• _Objectif 1_:
Dans l'extrait de la décision présenté ci-dessous, relevez chacun des textes et décisions énumérés sous la mention « Vu : ».
:: Extrait du texte ::
Lecture du vendredi 13 novembre 2020
REPUBLIQUE FRANCAISE

AU NOM DU PEUPLE FRANCAIS



Vu les procédures suivantes :

1° Sous le n° 425941, par une requête sommaire et un mémoire complémentaire, enregistrés les 3 décembre 2018 et 25 février 2019 au secrétariat du contentieux du Conseil d'Etat, la société Free demande au Conseil d'Etat :

1°) d'annuler la décision implicite par laquelle le Premier ministre a rejeté sa demande tendant à ce que soient adoptées des dispositions réglementaires mettant en place un mécanisme de compensation des surcoûts supportés par les fournisseurs d'accès à internet au titre de la mise en oeuvre par ces opérateurs des mesures de blocage, de déréférencement ou d'effacement de données ordonnées en application des dispositions de l'article L. 336-2 du code de la propriété intellectuelle ;

2°) d'enjoindre sous astreinte au Premier ministre ou au ministre reconnu compétent d'adopter sans délai ces dispositions ;

3°) de mettre à la charge de l'Etat la somme de 5 000 euros au titre de l'article L. 761-1 du code de justice administrative.



2° Sous le n° 428381, par une requête, enregistrée le 25 février 2019 au secrétariat du contentieux du Conseil d'Etat, la société Free demande au Conseil d'Etat ;

1°) d'annuler la décision du 3 janvier 2019 par laquelle le ministre de la culture a rejeté sa demande tendant à ce que soient adoptées des dispositions réglementaires mettant en place un mécanisme de compensation des surcoûts engagés par les fournisseurs d'accès à internet au titre de la mise en oeuvre par ces opérateurs de mesures de blocage, de déréférencement ou d'effacement de données en application des dispositions de l'article L. 336-2 du code de la propriété intellectuelle ;

2°) d'enjoindre sous astreinte au Premier ministre ou au ministre reconnu compétent d'adopter sans délai ces dispositions ;

3°) de mettre à la charge de l'Etat la somme de 5 000 euros au titre de l'article L. 761-1 du code de justice administrative.



....................................................................................


Vu les autres pièces des dossiers ;

Vu :
- la convention européenne de sauvegarde des droits de l'homme et des libertés fondamentales et son protocole additionnel ;
- la charte des droits fondamentaux de l'Union européenne ;
- la directive 2001/29/CE du Parlement européen et du Conseil du 22 mai 2001 ;
- le code des postes et communications électroniques ;
- le code de la propriété intellectuelle ;
- la décision du 24 avril 2019 par laquelle le Conseil d'Etat, statuant au contentieux, n'a pas renvoyé au Conseil constitutionnel la question prioritaire de constitutionnalité soulevée par la société Free ;
- le code de justice administrative ;



Après avoir entendu en séance publique :

- le rapport de Mme Christelle Thomas, maître des requêtes en service extraordinaire,

- les conclusions de M. Laurent Domingo, rapporteur public ;

La parole ayant été donnée, avant et après les conclusions, à la SCP Spinosi, Sureau, avocat de la Société Free ;



Considérant ce qui suit :

1. Les deux requêtes présentées par la société Free présentent à juger les mêmes questions. Il y a lieu de les joindre pour statuer par une seule décision.
:::
:: Données de travail ::
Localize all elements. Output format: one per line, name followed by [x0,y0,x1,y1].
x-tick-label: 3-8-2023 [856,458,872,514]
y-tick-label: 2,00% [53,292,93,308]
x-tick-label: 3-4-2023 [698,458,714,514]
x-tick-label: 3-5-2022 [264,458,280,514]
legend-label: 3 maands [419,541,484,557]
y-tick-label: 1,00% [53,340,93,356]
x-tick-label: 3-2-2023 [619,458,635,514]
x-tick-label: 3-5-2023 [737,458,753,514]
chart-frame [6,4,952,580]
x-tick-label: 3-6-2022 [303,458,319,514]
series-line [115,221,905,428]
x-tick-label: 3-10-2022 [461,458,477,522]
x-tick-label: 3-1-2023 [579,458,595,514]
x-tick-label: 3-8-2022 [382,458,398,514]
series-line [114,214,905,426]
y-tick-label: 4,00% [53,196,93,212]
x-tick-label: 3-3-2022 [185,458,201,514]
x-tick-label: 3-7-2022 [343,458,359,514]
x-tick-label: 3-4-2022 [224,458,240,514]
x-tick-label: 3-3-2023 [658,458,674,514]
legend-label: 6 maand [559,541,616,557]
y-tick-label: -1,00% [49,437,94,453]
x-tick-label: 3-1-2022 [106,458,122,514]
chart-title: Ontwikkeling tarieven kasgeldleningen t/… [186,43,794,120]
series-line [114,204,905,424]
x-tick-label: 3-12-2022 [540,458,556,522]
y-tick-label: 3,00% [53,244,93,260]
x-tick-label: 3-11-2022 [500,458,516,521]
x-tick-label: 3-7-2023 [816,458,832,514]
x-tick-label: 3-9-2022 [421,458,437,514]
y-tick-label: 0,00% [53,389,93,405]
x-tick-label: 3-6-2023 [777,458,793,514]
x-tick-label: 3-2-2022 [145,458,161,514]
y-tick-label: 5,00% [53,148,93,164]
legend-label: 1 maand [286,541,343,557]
:::
• _Objectif 2_:
Recopiez mot pour mot l'ensemble des lignes des enregistrements ci-dessus.

• _Réponse rédigée 1_:
- la convention européenne de sauvegarde des droits de l'homme et des libertés fondamentales et son protocole additionnel
- la charte des droits fondamentaux de l'Union européenne
- la directive 2001/29/CE du Parlement européen et du Conseil du 22 mai 2001
- le code des postes et communications électroniques
- le code de la propriété intellectuelle
- la décision du 24 avril 2019 par laquelle le Conseil d'Etat, statuant au contentieux, n'a pas renvoyé au Conseil constitutionnel la question prioritaire de constitutionnalité soulevée par la société Free
- le code de justice administrative

• _Réponse rédigée 2_:
Localize all elements. Output format: one per line, name followed by [x0,y0,x1,y1].
x-tick-label: 3-8-2023 [856,458,872,514]
y-tick-label: 2,00% [53,292,93,308]
x-tick-label: 3-4-2023 [698,458,714,514]
x-tick-label: 3-5-2022 [264,458,280,514]
legend-label: 3 maands [419,541,484,557]
y-tick-label: 1,00% [53,340,93,356]
x-tick-label: 3-2-2023 [619,458,635,514]
x-tick-label: 3-5-2023 [737,458,753,514]
chart-frame [6,4,952,580]
x-tick-label: 3-6-2022 [303,458,319,514]
series-line [115,221,905,428]
x-tick-label: 3-10-2022 [461,458,477,522]
x-tick-label: 3-1-2023 [579,458,595,514]
x-tick-label: 3-8-2022 [382,458,398,514]
series-line [114,214,905,426]
y-tick-label: 4,00% [53,196,93,212]
x-tick-label: 3-3-2022 [185,458,201,514]
x-tick-label: 3-7-2022 [343,458,359,514]
x-tick-label: 3-4-2022 [224,458,240,514]
x-tick-label: 3-3-2023 [658,458,674,514]
legend-label: 6 maand [559,541,616,557]
y-tick-label: -1,00% [49,437,94,453]
x-tick-label: 3-1-2022 [106,458,122,514]
chart-title: Ontwikkeling tarieven kasgeldleningen t/… [186,43,794,120]
series-line [114,204,905,424]
x-tick-label: 3-12-2022 [540,458,556,522]
y-tick-label: 3,00% [53,244,93,260]
x-tick-label: 3-11-2022 [500,458,516,521]
x-tick-label: 3-7-2023 [816,458,832,514]
x-tick-label: 3-9-2022 [421,458,437,514]
y-tick-label: 0,00% [53,389,93,405]
x-tick-label: 3-6-2023 [777,458,793,514]
x-tick-label: 3-2-2022 [145,458,161,514]
y-tick-label: 5,00% [53,148,93,164]
legend-label: 1 maand [286,541,343,557]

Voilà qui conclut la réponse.